» THE INPUT:

· · ·

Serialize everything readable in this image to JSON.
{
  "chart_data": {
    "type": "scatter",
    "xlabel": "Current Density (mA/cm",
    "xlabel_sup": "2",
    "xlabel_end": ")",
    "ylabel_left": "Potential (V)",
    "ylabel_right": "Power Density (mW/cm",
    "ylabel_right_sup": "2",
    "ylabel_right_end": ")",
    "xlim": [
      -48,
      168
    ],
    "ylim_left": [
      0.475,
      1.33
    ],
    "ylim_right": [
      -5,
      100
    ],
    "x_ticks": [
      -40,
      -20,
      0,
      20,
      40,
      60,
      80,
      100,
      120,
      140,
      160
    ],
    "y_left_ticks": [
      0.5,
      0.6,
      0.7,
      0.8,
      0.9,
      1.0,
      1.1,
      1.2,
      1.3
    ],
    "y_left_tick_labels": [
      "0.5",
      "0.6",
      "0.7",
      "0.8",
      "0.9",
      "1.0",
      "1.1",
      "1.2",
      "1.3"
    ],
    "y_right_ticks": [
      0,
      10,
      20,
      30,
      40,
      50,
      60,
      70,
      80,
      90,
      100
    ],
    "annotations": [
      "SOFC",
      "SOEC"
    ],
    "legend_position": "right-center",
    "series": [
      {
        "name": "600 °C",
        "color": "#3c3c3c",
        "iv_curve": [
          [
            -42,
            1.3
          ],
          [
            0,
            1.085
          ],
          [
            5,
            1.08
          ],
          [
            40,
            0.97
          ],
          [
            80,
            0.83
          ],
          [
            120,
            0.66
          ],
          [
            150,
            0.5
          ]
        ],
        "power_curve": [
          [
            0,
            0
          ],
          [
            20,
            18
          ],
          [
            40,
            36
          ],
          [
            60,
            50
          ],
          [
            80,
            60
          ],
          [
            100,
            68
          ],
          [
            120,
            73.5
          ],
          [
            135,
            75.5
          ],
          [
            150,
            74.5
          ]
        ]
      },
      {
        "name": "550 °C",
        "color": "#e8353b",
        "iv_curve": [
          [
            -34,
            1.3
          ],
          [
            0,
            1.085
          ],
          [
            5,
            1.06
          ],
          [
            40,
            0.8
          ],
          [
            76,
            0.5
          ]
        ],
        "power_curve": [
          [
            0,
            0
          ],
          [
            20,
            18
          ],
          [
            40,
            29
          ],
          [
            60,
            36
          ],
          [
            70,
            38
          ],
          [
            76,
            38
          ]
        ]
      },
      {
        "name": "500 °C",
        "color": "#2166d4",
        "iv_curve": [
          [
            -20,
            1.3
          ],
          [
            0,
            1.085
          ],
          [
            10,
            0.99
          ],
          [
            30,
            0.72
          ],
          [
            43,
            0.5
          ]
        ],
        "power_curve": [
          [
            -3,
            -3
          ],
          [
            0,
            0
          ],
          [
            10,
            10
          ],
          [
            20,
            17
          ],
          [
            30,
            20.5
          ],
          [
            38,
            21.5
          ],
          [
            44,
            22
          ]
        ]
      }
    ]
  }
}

· · ·

» TASK DETAILS:
Repeat each record exactly. Omit nothing.

» SOLUTION FOR THIS PROBLEM:
Serialize everything readable in this image to JSON.
{
  "chart_data": {
    "type": "scatter",
    "xlabel": "Current Density (mA/cm",
    "xlabel_sup": "2",
    "xlabel_end": ")",
    "ylabel_left": "Potential (V)",
    "ylabel_right": "Power Density (mW/cm",
    "ylabel_right_sup": "2",
    "ylabel_right_end": ")",
    "xlim": [
      -48,
      168
    ],
    "ylim_left": [
      0.475,
      1.33
    ],
    "ylim_right": [
      -5,
      100
    ],
    "x_ticks": [
      -40,
      -20,
      0,
      20,
      40,
      60,
      80,
      100,
      120,
      140,
      160
    ],
    "y_left_ticks": [
      0.5,
      0.6,
      0.7,
      0.8,
      0.9,
      1.0,
      1.1,
      1.2,
      1.3
    ],
    "y_left_tick_labels": [
      "0.5",
      "0.6",
      "0.7",
      "0.8",
      "0.9",
      "1.0",
      "1.1",
      "1.2",
      "1.3"
    ],
    "y_right_ticks": [
      0,
      10,
      20,
      30,
      40,
      50,
      60,
      70,
      80,
      90,
      100
    ],
    "annotations": [
      "SOFC",
      "SOEC"
    ],
    "legend_position": "right-center",
    "series": [
      {
        "name": "600 °C",
        "color": "#3c3c3c",
        "iv_curve": [
          [
            -42,
            1.3
          ],
          [
            0,
            1.085
          ],
          [
            5,
            1.08
          ],
          [
            40,
            0.97
          ],
          [
            80,
            0.83
          ],
          [
            120,
            0.66
          ],
          [
            150,
            0.5
          ]
        ],
        "power_curve": [
          [
            0,
            0
          ],
          [
            20,
            18
          ],
          [
            40,
            36
          ],
          [
            60,
            50
          ],
          [
            80,
            60
          ],
          [
            100,
            68
          ],
          [
            120,
            73.5
          ],
          [
            135,
            75.5
          ],
          [
            150,
            74.5
          ]
        ]
      },
      {
        "name": "550 °C",
        "color": "#e8353b",
        "iv_curve": [
          [
            -34,
            1.3
          ],
          [
            0,
            1.085
          ],
          [
            5,
            1.06
          ],
          [
            40,
            0.8
          ],
          [
            76,
            0.5
          ]
        ],
        "power_curve": [
          [
            0,
            0
          ],
          [
            20,
            18
          ],
          [
            40,
            29
          ],
          [
            60,
            36
          ],
          [
            70,
            38
          ],
          [
            76,
            38
          ]
        ]
      },
      {
        "name": "500 °C",
        "color": "#2166d4",
        "iv_curve": [
          [
            -20,
            1.3
          ],
          [
            0,
            1.085
          ],
          [
            10,
            0.99
          ],
          [
            30,
            0.72
          ],
          [
            43,
            0.5
          ]
        ],
        "power_curve": [
          [
            -3,
            -3
          ],
          [
            0,
            0
          ],
          [
            10,
            10
          ],
          [
            20,
            17
          ],
          [
            30,
            20.5
          ],
          [
            38,
            21.5
          ],
          [
            44,
            22
          ]
        ]
      }
    ]
  }
}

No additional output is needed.